_Material for the task_
******************************
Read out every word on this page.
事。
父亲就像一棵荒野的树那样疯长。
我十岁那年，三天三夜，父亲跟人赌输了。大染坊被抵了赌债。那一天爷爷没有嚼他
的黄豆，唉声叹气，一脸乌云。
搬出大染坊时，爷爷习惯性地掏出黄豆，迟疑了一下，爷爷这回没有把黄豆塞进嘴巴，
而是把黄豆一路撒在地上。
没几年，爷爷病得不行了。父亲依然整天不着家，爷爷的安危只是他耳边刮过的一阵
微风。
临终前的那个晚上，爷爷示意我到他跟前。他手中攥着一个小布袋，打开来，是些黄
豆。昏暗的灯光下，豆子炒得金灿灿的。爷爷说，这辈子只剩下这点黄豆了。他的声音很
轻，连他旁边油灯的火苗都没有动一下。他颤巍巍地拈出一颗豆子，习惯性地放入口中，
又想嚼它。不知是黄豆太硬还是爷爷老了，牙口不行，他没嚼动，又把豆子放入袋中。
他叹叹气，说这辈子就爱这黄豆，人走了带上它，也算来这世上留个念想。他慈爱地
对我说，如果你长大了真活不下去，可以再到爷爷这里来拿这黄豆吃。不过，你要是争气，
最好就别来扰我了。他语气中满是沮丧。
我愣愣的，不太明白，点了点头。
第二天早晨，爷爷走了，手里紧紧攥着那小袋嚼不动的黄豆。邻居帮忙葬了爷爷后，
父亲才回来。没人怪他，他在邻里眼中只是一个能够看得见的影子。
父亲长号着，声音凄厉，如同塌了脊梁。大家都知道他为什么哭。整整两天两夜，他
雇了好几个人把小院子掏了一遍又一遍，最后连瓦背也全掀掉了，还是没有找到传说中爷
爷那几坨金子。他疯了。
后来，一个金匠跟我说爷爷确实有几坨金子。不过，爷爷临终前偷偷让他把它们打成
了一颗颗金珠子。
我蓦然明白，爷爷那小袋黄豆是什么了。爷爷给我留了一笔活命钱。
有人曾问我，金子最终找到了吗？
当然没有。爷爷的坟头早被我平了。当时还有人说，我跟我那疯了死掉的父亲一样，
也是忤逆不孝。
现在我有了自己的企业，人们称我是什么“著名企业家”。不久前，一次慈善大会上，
******************************
_Task to complete_
Each record above should be restated word for word.

_Finished task_
Read out every word on this page.
事。
父亲就像一棵荒野的树那样疯长。
我十岁那年，三天三夜，父亲跟人赌输了。大染坊被抵了赌债。那一天爷爷没有嚼他
的黄豆，唉声叹气，一脸乌云。
搬出大染坊时，爷爷习惯性地掏出黄豆，迟疑了一下，爷爷这回没有把黄豆塞进嘴巴，
而是把黄豆一路撒在地上。
没几年，爷爷病得不行了。父亲依然整天不着家，爷爷的安危只是他耳边刮过的一阵
微风。
临终前的那个晚上，爷爷示意我到他跟前。他手中攥着一个小布袋，打开来，是些黄
豆。昏暗的灯光下，豆子炒得金灿灿的。爷爷说，这辈子只剩下这点黄豆了。他的声音很
轻，连他旁边油灯的火苗都没有动一下。他颤巍巍地拈出一颗豆子，习惯性地放入口中，
又想嚼它。不知是黄豆太硬还是爷爷老了，牙口不行，他没嚼动，又把豆子放入袋中。
他叹叹气，说这辈子就爱这黄豆，人走了带上它，也算来这世上留个念想。他慈爱地
对我说，如果你长大了真活不下去，可以再到爷爷这里来拿这黄豆吃。不过，你要是争气，
最好就别来扰我了。他语气中满是沮丧。
我愣愣的，不太明白，点了点头。
第二天早晨，爷爷走了，手里紧紧攥着那小袋嚼不动的黄豆。邻居帮忙葬了爷爷后，
父亲才回来。没人怪他，他在邻里眼中只是一个能够看得见的影子。
父亲长号着，声音凄厉，如同塌了脊梁。大家都知道他为什么哭。整整两天两夜，他
雇了好几个人把小院子掏了一遍又一遍，最后连瓦背也全掀掉了，还是没有找到传说中爷
爷那几坨金子。他疯了。
后来，一个金匠跟我说爷爷确实有几坨金子。不过，爷爷临终前偷偷让他把它们打成
了一颗颗金珠子。
我蓦然明白，爷爷那小袋黄豆是什么了。爷爷给我留了一笔活命钱。
有人曾问我，金子最终找到了吗？
当然没有。爷爷的坟头早被我平了。当时还有人说，我跟我那疯了死掉的父亲一样，
也是忤逆不孝。
现在我有了自己的企业，人们称我是什么“著名企业家”。不久前，一次慈善大会上，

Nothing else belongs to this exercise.